SET EXERCISE: Print all records exactly, leaving nothing out.

DATA SECTION:
---
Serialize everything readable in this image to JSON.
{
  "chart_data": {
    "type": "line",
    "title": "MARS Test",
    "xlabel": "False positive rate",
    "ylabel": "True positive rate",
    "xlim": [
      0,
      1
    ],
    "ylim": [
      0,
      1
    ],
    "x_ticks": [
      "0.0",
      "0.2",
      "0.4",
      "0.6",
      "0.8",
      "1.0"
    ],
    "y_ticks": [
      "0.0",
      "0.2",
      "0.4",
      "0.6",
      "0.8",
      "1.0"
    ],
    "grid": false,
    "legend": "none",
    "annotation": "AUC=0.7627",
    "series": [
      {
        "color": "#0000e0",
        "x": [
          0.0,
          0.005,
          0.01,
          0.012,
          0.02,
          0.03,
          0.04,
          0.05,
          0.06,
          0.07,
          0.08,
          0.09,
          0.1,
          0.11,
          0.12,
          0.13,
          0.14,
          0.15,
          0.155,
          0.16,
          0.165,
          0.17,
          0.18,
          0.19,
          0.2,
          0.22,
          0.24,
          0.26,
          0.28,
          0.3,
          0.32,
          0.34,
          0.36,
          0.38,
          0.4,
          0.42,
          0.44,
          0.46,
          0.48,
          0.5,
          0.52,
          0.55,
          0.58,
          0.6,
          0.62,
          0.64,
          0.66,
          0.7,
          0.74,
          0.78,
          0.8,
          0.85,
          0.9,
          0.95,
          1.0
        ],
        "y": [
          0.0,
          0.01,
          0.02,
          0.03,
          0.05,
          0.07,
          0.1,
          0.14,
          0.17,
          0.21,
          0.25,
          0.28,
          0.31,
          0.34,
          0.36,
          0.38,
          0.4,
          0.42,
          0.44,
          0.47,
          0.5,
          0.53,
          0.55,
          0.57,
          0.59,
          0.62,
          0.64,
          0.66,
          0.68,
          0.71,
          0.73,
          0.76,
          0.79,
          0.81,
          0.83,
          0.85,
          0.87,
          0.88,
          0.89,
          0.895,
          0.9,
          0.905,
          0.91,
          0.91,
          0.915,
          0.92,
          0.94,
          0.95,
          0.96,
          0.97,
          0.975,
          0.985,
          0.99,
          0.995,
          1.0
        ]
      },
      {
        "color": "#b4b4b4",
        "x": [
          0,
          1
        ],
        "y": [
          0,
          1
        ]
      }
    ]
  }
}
---
FINISHED TASK:
Serialize everything readable in this image to JSON.
{
  "chart_data": {
    "type": "line",
    "title": "MARS Test",
    "xlabel": "False positive rate",
    "ylabel": "True positive rate",
    "xlim": [
      0,
      1
    ],
    "ylim": [
      0,
      1
    ],
    "x_ticks": [
      "0.0",
      "0.2",
      "0.4",
      "0.6",
      "0.8",
      "1.0"
    ],
    "y_ticks": [
      "0.0",
      "0.2",
      "0.4",
      "0.6",
      "0.8",
      "1.0"
    ],
    "grid": false,
    "legend": "none",
    "annotation": "AUC=0.7627",
    "series": [
      {
        "color": "#0000e0",
        "x": [
          0.0,
          0.005,
          0.01,
          0.012,
          0.02,
          0.03,
          0.04,
          0.05,
          0.06,
          0.07,
          0.08,
          0.09,
          0.1,
          0.11,
          0.12,
          0.13,
          0.14,
          0.15,
          0.155,
          0.16,
          0.165,
          0.17,
          0.18,
          0.19,
          0.2,
          0.22,
          0.24,
          0.26,
          0.28,
          0.3,
          0.32,
          0.34,
          0.36,
          0.38,
          0.4,
          0.42,
          0.44,
          0.46,
          0.48,
          0.5,
          0.52,
          0.55,
          0.58,
          0.6,
          0.62,
          0.64,
          0.66,
          0.7,
          0.74,
          0.78,
          0.8,
          0.85,
          0.9,
          0.95,
          1.0
        ],
        "y": [
          0.0,
          0.01,
          0.02,
          0.03,
          0.05,
          0.07,
          0.1,
          0.14,
          0.17,
          0.21,
          0.25,
          0.28,
          0.31,
          0.34,
          0.36,
          0.38,
          0.4,
          0.42,
          0.44,
          0.47,
          0.5,
          0.53,
          0.55,
          0.57,
          0.59,
          0.62,
          0.64,
          0.66,
          0.68,
          0.71,
          0.73,
          0.76,
          0.79,
          0.81,
          0.83,
          0.85,
          0.87,
          0.88,
          0.89,
          0.895,
          0.9,
          0.905,
          0.91,
          0.91,
          0.915,
          0.92,
          0.94,
          0.95,
          0.96,
          0.97,
          0.975,
          0.985,
          0.99,
          0.995,
          1.0
        ]
      },
      {
        "color": "#b4b4b4",
        "x": [
          0,
          1
        ],
        "y": [
          0,
          1
        ]
      }
    ]
  }
}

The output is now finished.